• _WORK TO DO_:
Check every line of the data below for the string "аппараты", and copy the ones that hold it.
---+---
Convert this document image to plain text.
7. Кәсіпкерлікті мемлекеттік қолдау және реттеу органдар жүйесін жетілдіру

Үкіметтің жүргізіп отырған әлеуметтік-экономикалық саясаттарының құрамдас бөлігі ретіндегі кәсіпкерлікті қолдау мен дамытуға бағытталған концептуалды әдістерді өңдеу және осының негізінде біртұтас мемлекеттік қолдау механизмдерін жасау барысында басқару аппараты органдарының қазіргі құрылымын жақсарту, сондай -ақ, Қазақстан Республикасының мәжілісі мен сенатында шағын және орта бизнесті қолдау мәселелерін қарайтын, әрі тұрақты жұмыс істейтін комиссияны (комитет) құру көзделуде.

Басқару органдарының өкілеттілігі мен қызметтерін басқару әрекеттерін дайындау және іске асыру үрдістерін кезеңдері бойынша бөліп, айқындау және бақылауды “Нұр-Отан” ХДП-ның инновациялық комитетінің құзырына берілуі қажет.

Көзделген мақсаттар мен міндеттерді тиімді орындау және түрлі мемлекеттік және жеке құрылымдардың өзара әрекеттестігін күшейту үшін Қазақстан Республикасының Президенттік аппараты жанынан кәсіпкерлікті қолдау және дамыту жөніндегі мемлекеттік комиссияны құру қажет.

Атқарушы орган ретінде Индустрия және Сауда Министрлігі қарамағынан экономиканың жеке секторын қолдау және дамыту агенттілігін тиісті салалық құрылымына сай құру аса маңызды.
---+---
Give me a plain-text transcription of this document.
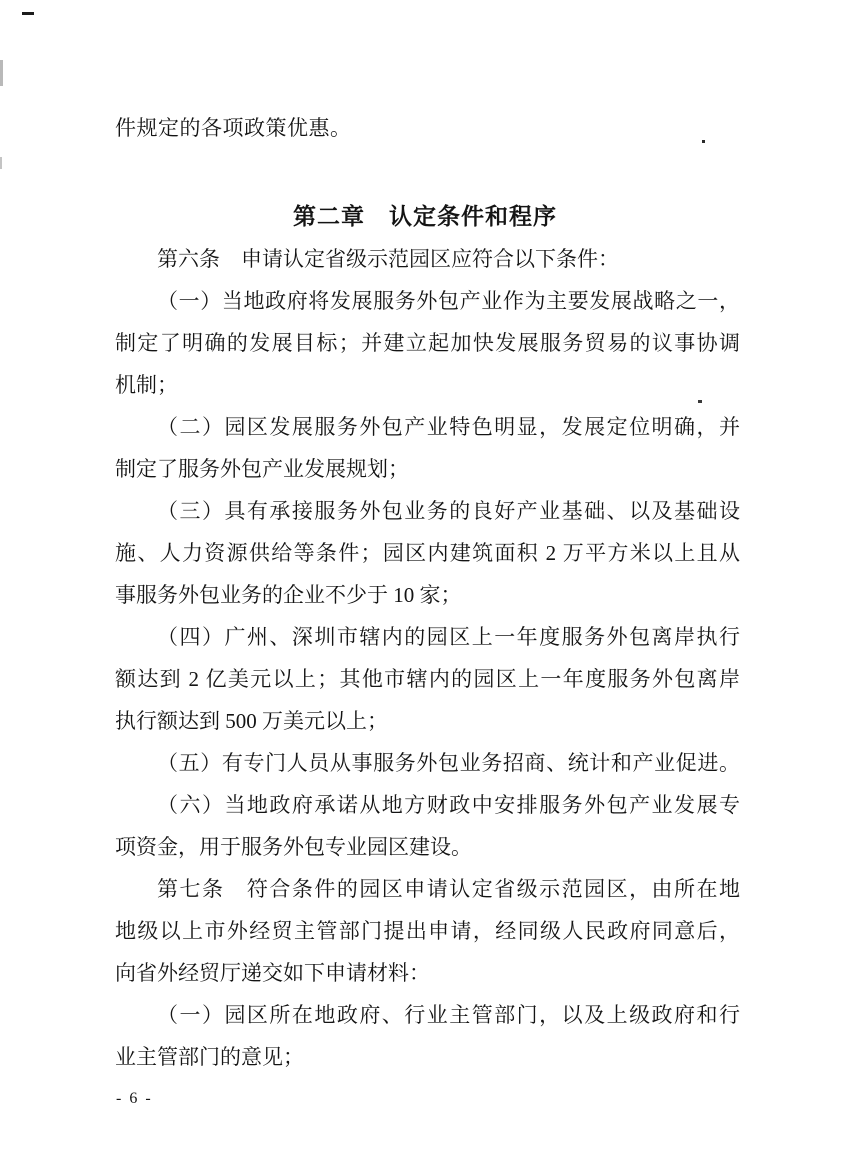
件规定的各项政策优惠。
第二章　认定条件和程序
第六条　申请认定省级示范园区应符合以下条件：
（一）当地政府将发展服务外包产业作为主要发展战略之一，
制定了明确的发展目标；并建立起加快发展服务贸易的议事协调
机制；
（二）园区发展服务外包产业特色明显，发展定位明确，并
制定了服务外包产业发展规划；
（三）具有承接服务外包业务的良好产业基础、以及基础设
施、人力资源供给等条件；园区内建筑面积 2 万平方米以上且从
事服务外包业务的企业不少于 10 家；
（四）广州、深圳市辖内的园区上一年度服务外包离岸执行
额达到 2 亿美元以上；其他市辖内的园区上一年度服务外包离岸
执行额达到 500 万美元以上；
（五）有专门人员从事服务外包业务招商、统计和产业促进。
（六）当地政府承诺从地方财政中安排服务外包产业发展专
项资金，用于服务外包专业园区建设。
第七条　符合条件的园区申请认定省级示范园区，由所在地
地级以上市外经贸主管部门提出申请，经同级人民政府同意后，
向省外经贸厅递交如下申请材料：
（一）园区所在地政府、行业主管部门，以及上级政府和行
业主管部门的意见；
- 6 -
---+---
• _EXERCISE ANSWER_:
Үкіметтің жүргізіп отырған әлеуметтік-экономикалық саясаттарының құрамдас бөлігі ретіндегі кәсіпкерлікті қолдау мен дамытуға бағытталған концептуалды әдістерді өңдеу және осының негізінде біртұтас мемлекеттік қолдау механизмдерін жасау барысында басқару аппараты органдарының қазіргі құрылымын жақсарту, сондай -ақ, Қазақстан Республикасының мәжілісі мен сенатында шағын және орта бизнесті қолдау мәселелерін қарайтын, әрі тұрақты жұмыс істейтін комиссияны (комитет) құру көзделуде.
Көзделген мақсаттар мен міндеттерді тиімді орындау және түрлі мемлекеттік және жеке құрылымдардың өзара әрекеттестігін күшейту үшін Қазақстан Республикасының Президенттік аппараты жанынан кәсіпкерлікті қолдау және дамыту жөніндегі мемлекеттік комиссияны құру қажет.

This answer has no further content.